▶ [Goal]: Give the number of lines containing "date" in this listing, with no other words.

********

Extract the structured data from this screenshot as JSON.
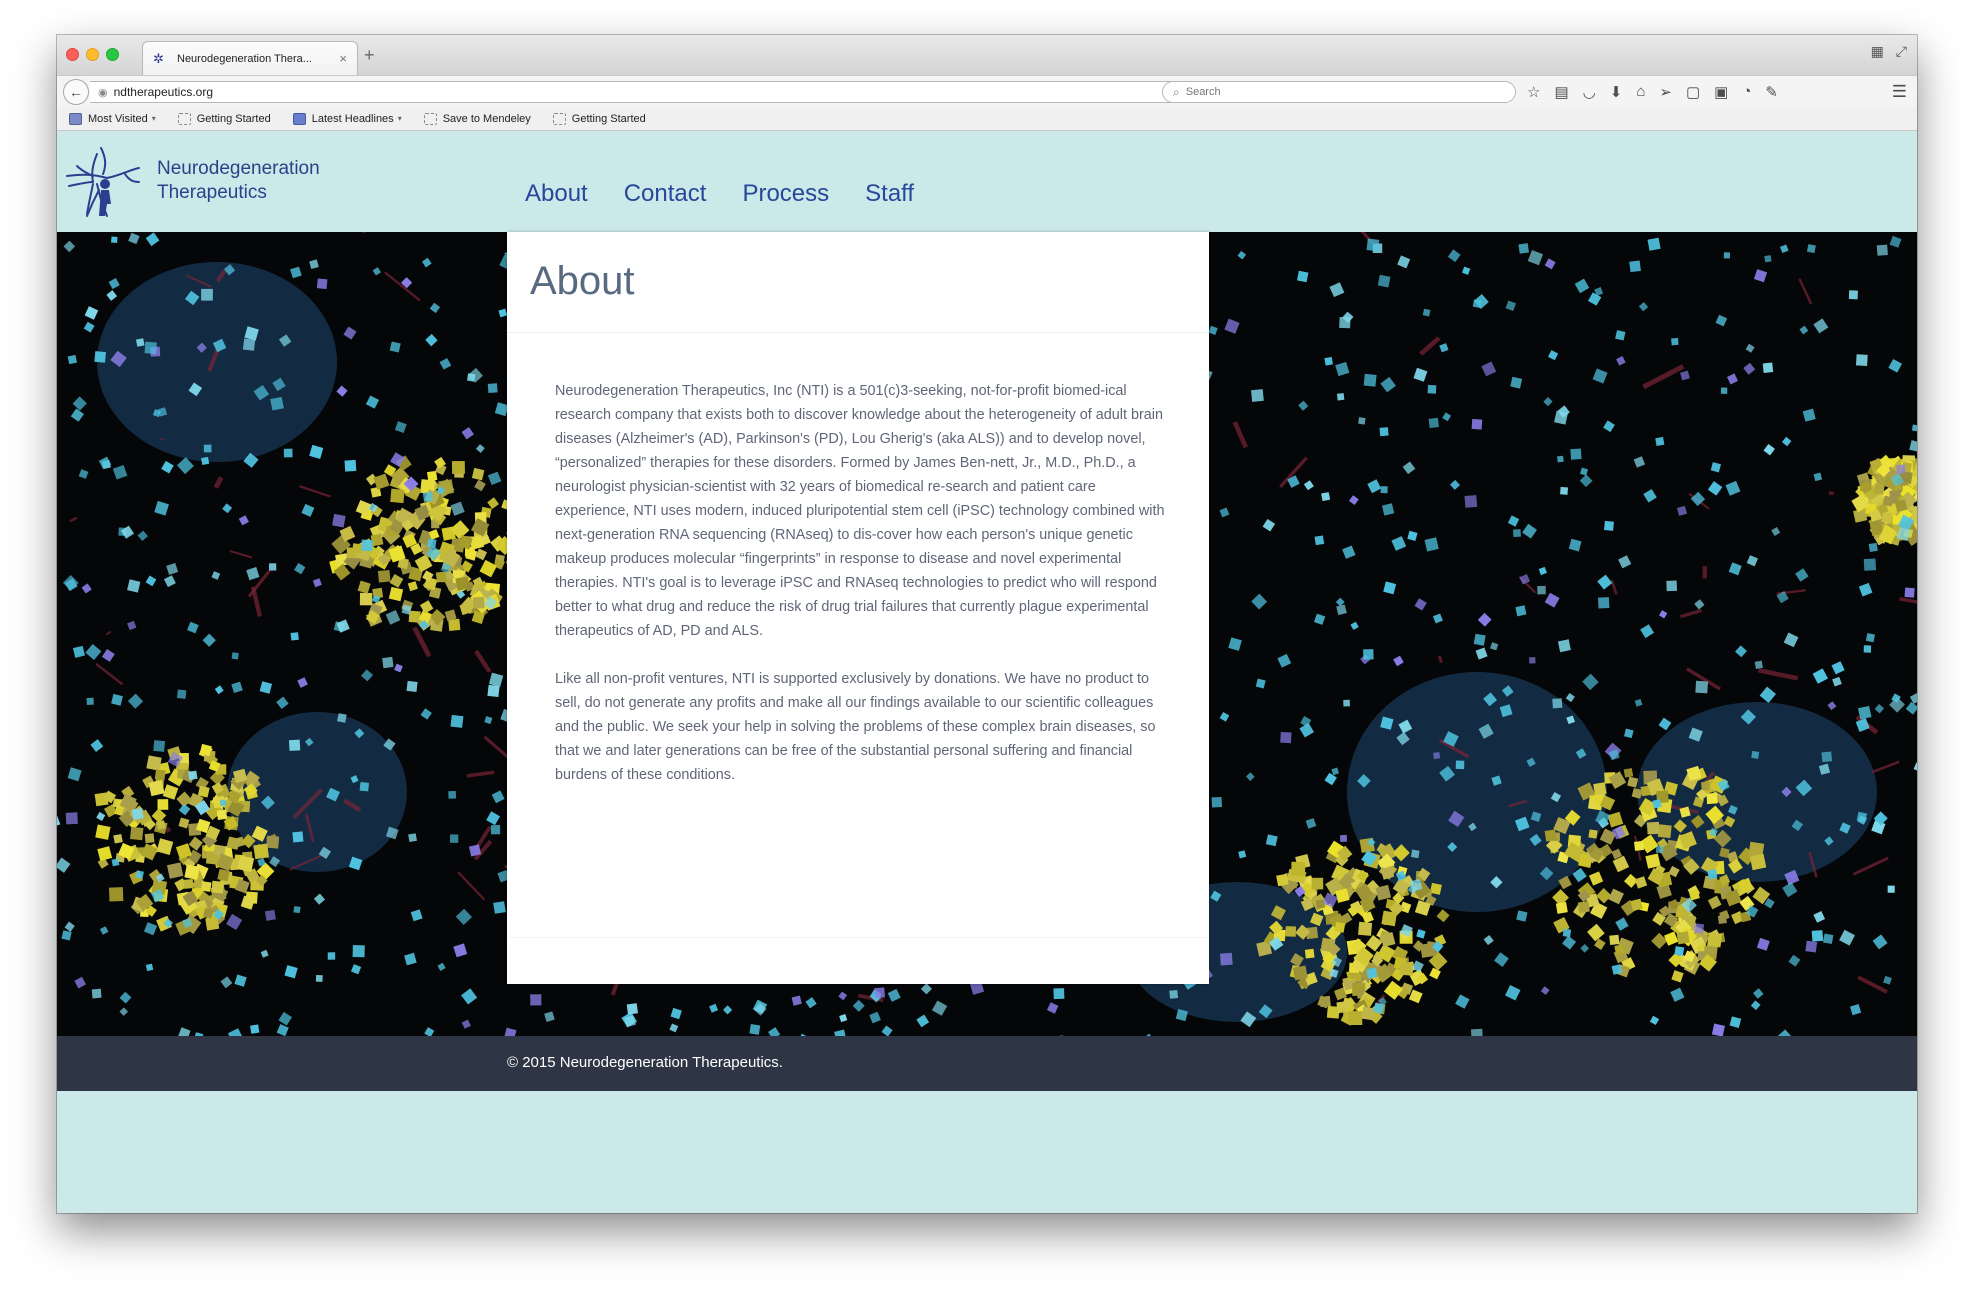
{
  "browser": {
    "tab_title": "Neurodegeneration Thera...",
    "tab_close": "×",
    "new_tab": "+",
    "url": "ndtherapeutics.org",
    "search_placeholder": "Search",
    "bookmarks": [
      {
        "label": "Most Visited",
        "icon": "folder",
        "caret": "▾"
      },
      {
        "label": "Getting Started",
        "icon": "page"
      },
      {
        "label": "Latest Headlines",
        "icon": "rss",
        "caret": "▾"
      },
      {
        "label": "Save to Mendeley",
        "icon": "page"
      },
      {
        "label": "Getting Started",
        "icon": "page"
      }
    ]
  },
  "site": {
    "logo_line1": "Neurodegeneration",
    "logo_line2": "Therapeutics",
    "nav": [
      "About",
      "Contact",
      "Process",
      "Staff"
    ],
    "card": {
      "title": "About",
      "paragraphs": [
        "Neurodegeneration Therapeutics, Inc (NTI) is a 501(c)3-seeking, not-for-profit biomed-ical research company that exists both to discover knowledge about the heterogeneity of adult brain diseases (Alzheimer's (AD), Parkinson's (PD), Lou Gherig's (aka ALS)) and to develop novel, “personalized” therapies for these disorders. Formed by James Ben-nett, Jr., M.D., Ph.D., a neurologist physician-scientist with 32 years of biomedical re-search and patient care experience, NTI uses modern, induced pluripotential stem cell (iPSC) technology combined with next-generation RNA sequencing (RNAseq) to dis-cover how each person's unique genetic makeup produces molecular “fingerprints” in response to disease and novel experimental therapies. NTI's goal is to leverage iPSC and RNAseq technologies to predict who will respond better to what drug and reduce the risk of drug trial failures that currently plague experimental therapeutics of AD, PD and ALS.",
        "Like all non-profit ventures, NTI is supported exclusively by donations. We have no product to sell, do not generate any profits and make all our findings available to our scientific colleagues and the public. We seek your help in solving the problems of these complex brain diseases, so that we and later generations can be free of the substantial personal suffering and financial burdens of these conditions."
      ]
    },
    "footer": "© 2015 Neurodegeneration Therapeutics."
  },
  "colors": {
    "page_bg": "#cbe9e9",
    "nav_link": "#26479a",
    "footer_bg": "#2e3646",
    "hero_bg": "#050608"
  },
  "icons": {
    "back": "back-arrow-icon",
    "reload": "reload-icon",
    "search": "search-icon",
    "menu": "hamburger-menu-icon"
  }
}
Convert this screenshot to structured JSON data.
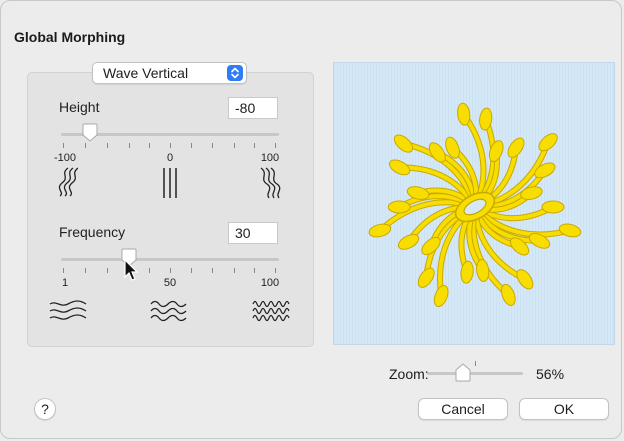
{
  "dialog": {
    "title": "Global Morphing"
  },
  "effect_select": {
    "value": "Wave Vertical"
  },
  "height": {
    "label": "Height",
    "value": "-80",
    "slider_value": -80,
    "range": [
      -100,
      100
    ],
    "tick_labels": [
      "-100",
      "0",
      "100"
    ]
  },
  "frequency": {
    "label": "Frequency",
    "value": "30",
    "slider_value": 30,
    "range": [
      1,
      100
    ],
    "tick_labels": [
      "1",
      "50",
      "100"
    ]
  },
  "zoom": {
    "label": "Zoom:",
    "value": "56%",
    "slider_value": 56
  },
  "buttons": {
    "help": "?",
    "cancel": "Cancel",
    "ok": "OK"
  },
  "colors": {
    "accent": "#2f7cf6",
    "preview_bg": "#d4e8f7",
    "petal": "#f7de00",
    "petal_edge": "#c9a800"
  },
  "icons": {
    "height_low": "wavy-lines-left-icon",
    "height_mid": "straight-lines-icon",
    "height_high": "wavy-lines-right-icon",
    "freq_low": "low-frequency-wave-icon",
    "freq_mid": "medium-frequency-wave-icon",
    "freq_high": "high-frequency-wave-icon"
  }
}
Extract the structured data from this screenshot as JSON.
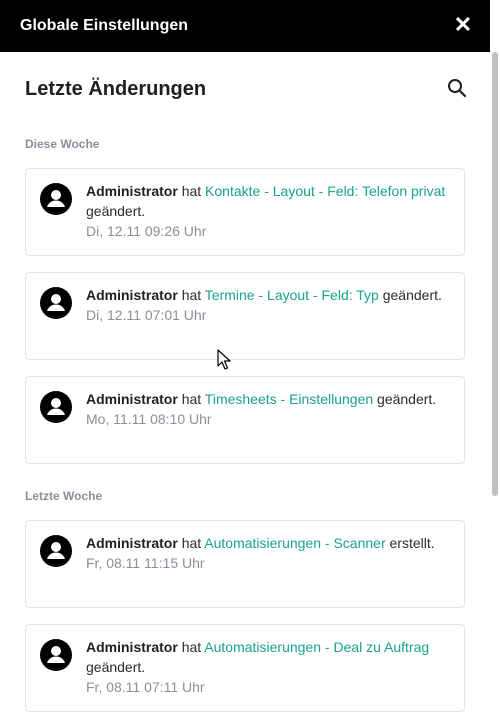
{
  "header": {
    "title": "Globale Einstellungen",
    "close_icon": "close-icon"
  },
  "panel": {
    "heading": "Letzte Änderungen",
    "search_icon": "search-icon"
  },
  "sections": [
    {
      "label": "Diese Woche",
      "items": [
        {
          "user": "Administrator",
          "verb": "hat",
          "link": "Kontakte - Layout - Feld: Telefon privat",
          "action": "geändert.",
          "date": "Di, 12.11 09:26 Uhr"
        },
        {
          "user": "Administrator",
          "verb": "hat",
          "link": "Termine - Layout - Feld: Typ",
          "action": "geändert.",
          "date": "Di, 12.11 07:01 Uhr"
        },
        {
          "user": "Administrator",
          "verb": "hat",
          "link": "Timesheets - Einstellungen",
          "action": "geändert.",
          "date": "Mo, 11.11 08:10 Uhr"
        }
      ]
    },
    {
      "label": "Letzte Woche",
      "items": [
        {
          "user": "Administrator",
          "verb": "hat",
          "link": "Automatisierungen - Scanner",
          "action": "erstellt.",
          "date": "Fr, 08.11 11:15 Uhr"
        },
        {
          "user": "Administrator",
          "verb": "hat",
          "link": "Automatisierungen - Deal zu Auftrag",
          "action": "geändert.",
          "date": "Fr, 08.11 07:11 Uhr"
        }
      ]
    }
  ],
  "colors": {
    "header_bg": "#000000",
    "link": "#1aa28a",
    "muted": "#8a8f98",
    "border": "#e3e5e8"
  }
}
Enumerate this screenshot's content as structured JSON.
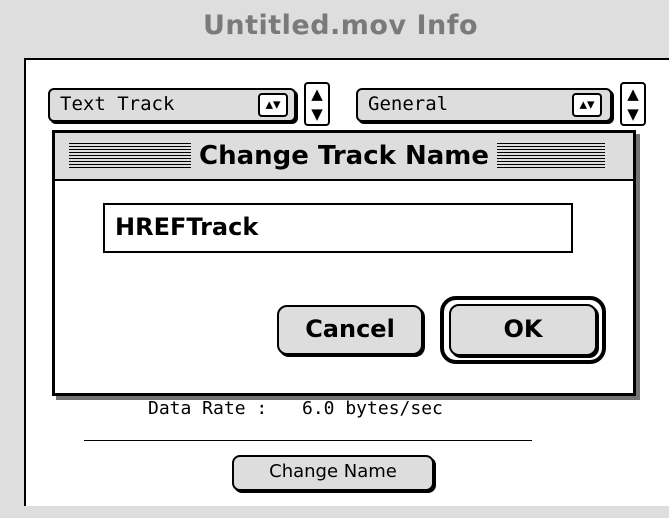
{
  "window": {
    "title": "Untitled.mov Info"
  },
  "track_popup": {
    "selected": "Text Track",
    "arrow": "▴▾"
  },
  "info_popup": {
    "selected": "General",
    "arrow": "▴▾"
  },
  "steppers": {
    "up": "▲",
    "down": "▼"
  },
  "dialog": {
    "title": "Change Track Name",
    "name_value": "HREFTrack",
    "cancel_label": "Cancel",
    "ok_label": "OK"
  },
  "info": {
    "data_rate_label": "Data Rate :",
    "data_rate_value": "6.0 bytes/sec"
  },
  "change_name_button": "Change Name",
  "colors": {
    "window_gray": "#dedede",
    "title_gray": "#7a7a7a",
    "button_gray": "#dddddd",
    "black": "#000000",
    "white": "#ffffff"
  }
}
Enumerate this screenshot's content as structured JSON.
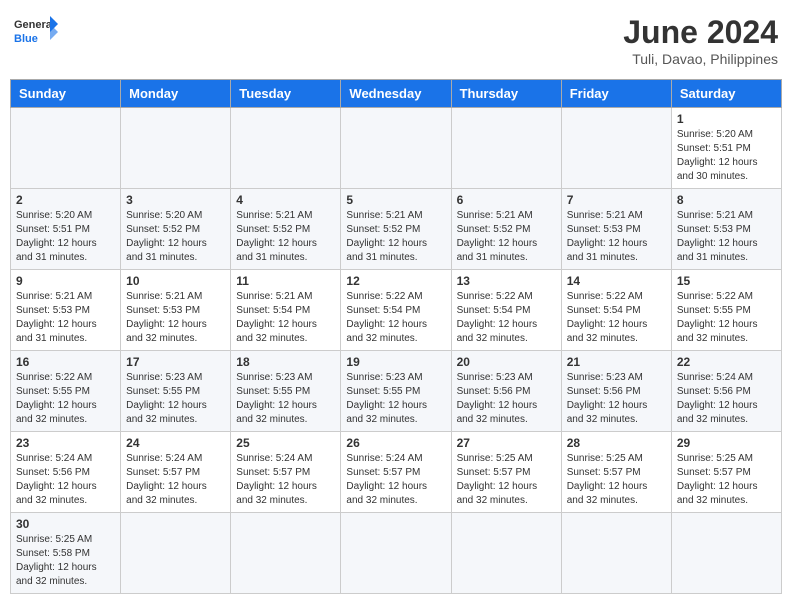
{
  "header": {
    "logo_general": "General",
    "logo_blue": "Blue",
    "month_year": "June 2024",
    "location": "Tuli, Davao, Philippines"
  },
  "days_of_week": [
    "Sunday",
    "Monday",
    "Tuesday",
    "Wednesday",
    "Thursday",
    "Friday",
    "Saturday"
  ],
  "weeks": [
    [
      {
        "day": "",
        "info": ""
      },
      {
        "day": "",
        "info": ""
      },
      {
        "day": "",
        "info": ""
      },
      {
        "day": "",
        "info": ""
      },
      {
        "day": "",
        "info": ""
      },
      {
        "day": "",
        "info": ""
      },
      {
        "day": "1",
        "info": "Sunrise: 5:20 AM\nSunset: 5:51 PM\nDaylight: 12 hours\nand 30 minutes."
      }
    ],
    [
      {
        "day": "2",
        "info": "Sunrise: 5:20 AM\nSunset: 5:51 PM\nDaylight: 12 hours\nand 31 minutes."
      },
      {
        "day": "3",
        "info": "Sunrise: 5:20 AM\nSunset: 5:52 PM\nDaylight: 12 hours\nand 31 minutes."
      },
      {
        "day": "4",
        "info": "Sunrise: 5:21 AM\nSunset: 5:52 PM\nDaylight: 12 hours\nand 31 minutes."
      },
      {
        "day": "5",
        "info": "Sunrise: 5:21 AM\nSunset: 5:52 PM\nDaylight: 12 hours\nand 31 minutes."
      },
      {
        "day": "6",
        "info": "Sunrise: 5:21 AM\nSunset: 5:52 PM\nDaylight: 12 hours\nand 31 minutes."
      },
      {
        "day": "7",
        "info": "Sunrise: 5:21 AM\nSunset: 5:53 PM\nDaylight: 12 hours\nand 31 minutes."
      },
      {
        "day": "8",
        "info": "Sunrise: 5:21 AM\nSunset: 5:53 PM\nDaylight: 12 hours\nand 31 minutes."
      }
    ],
    [
      {
        "day": "9",
        "info": "Sunrise: 5:21 AM\nSunset: 5:53 PM\nDaylight: 12 hours\nand 31 minutes."
      },
      {
        "day": "10",
        "info": "Sunrise: 5:21 AM\nSunset: 5:53 PM\nDaylight: 12 hours\nand 32 minutes."
      },
      {
        "day": "11",
        "info": "Sunrise: 5:21 AM\nSunset: 5:54 PM\nDaylight: 12 hours\nand 32 minutes."
      },
      {
        "day": "12",
        "info": "Sunrise: 5:22 AM\nSunset: 5:54 PM\nDaylight: 12 hours\nand 32 minutes."
      },
      {
        "day": "13",
        "info": "Sunrise: 5:22 AM\nSunset: 5:54 PM\nDaylight: 12 hours\nand 32 minutes."
      },
      {
        "day": "14",
        "info": "Sunrise: 5:22 AM\nSunset: 5:54 PM\nDaylight: 12 hours\nand 32 minutes."
      },
      {
        "day": "15",
        "info": "Sunrise: 5:22 AM\nSunset: 5:55 PM\nDaylight: 12 hours\nand 32 minutes."
      }
    ],
    [
      {
        "day": "16",
        "info": "Sunrise: 5:22 AM\nSunset: 5:55 PM\nDaylight: 12 hours\nand 32 minutes."
      },
      {
        "day": "17",
        "info": "Sunrise: 5:23 AM\nSunset: 5:55 PM\nDaylight: 12 hours\nand 32 minutes."
      },
      {
        "day": "18",
        "info": "Sunrise: 5:23 AM\nSunset: 5:55 PM\nDaylight: 12 hours\nand 32 minutes."
      },
      {
        "day": "19",
        "info": "Sunrise: 5:23 AM\nSunset: 5:55 PM\nDaylight: 12 hours\nand 32 minutes."
      },
      {
        "day": "20",
        "info": "Sunrise: 5:23 AM\nSunset: 5:56 PM\nDaylight: 12 hours\nand 32 minutes."
      },
      {
        "day": "21",
        "info": "Sunrise: 5:23 AM\nSunset: 5:56 PM\nDaylight: 12 hours\nand 32 minutes."
      },
      {
        "day": "22",
        "info": "Sunrise: 5:24 AM\nSunset: 5:56 PM\nDaylight: 12 hours\nand 32 minutes."
      }
    ],
    [
      {
        "day": "23",
        "info": "Sunrise: 5:24 AM\nSunset: 5:56 PM\nDaylight: 12 hours\nand 32 minutes."
      },
      {
        "day": "24",
        "info": "Sunrise: 5:24 AM\nSunset: 5:57 PM\nDaylight: 12 hours\nand 32 minutes."
      },
      {
        "day": "25",
        "info": "Sunrise: 5:24 AM\nSunset: 5:57 PM\nDaylight: 12 hours\nand 32 minutes."
      },
      {
        "day": "26",
        "info": "Sunrise: 5:24 AM\nSunset: 5:57 PM\nDaylight: 12 hours\nand 32 minutes."
      },
      {
        "day": "27",
        "info": "Sunrise: 5:25 AM\nSunset: 5:57 PM\nDaylight: 12 hours\nand 32 minutes."
      },
      {
        "day": "28",
        "info": "Sunrise: 5:25 AM\nSunset: 5:57 PM\nDaylight: 12 hours\nand 32 minutes."
      },
      {
        "day": "29",
        "info": "Sunrise: 5:25 AM\nSunset: 5:57 PM\nDaylight: 12 hours\nand 32 minutes."
      }
    ],
    [
      {
        "day": "30",
        "info": "Sunrise: 5:25 AM\nSunset: 5:58 PM\nDaylight: 12 hours\nand 32 minutes."
      },
      {
        "day": "",
        "info": ""
      },
      {
        "day": "",
        "info": ""
      },
      {
        "day": "",
        "info": ""
      },
      {
        "day": "",
        "info": ""
      },
      {
        "day": "",
        "info": ""
      },
      {
        "day": "",
        "info": ""
      }
    ]
  ]
}
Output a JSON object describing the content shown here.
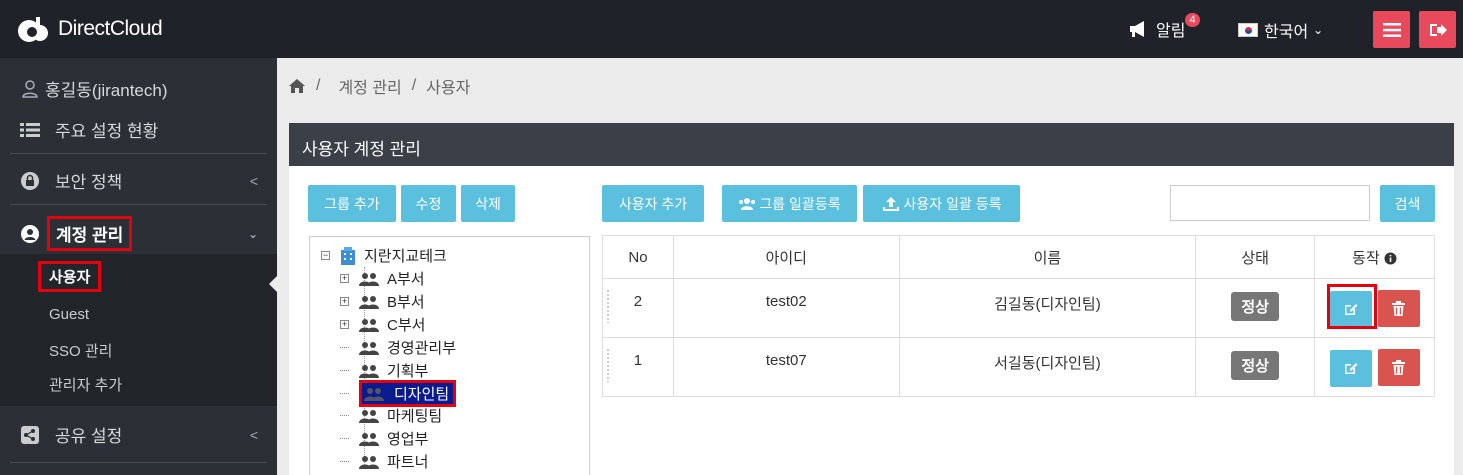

********

▶ [Task output]: 5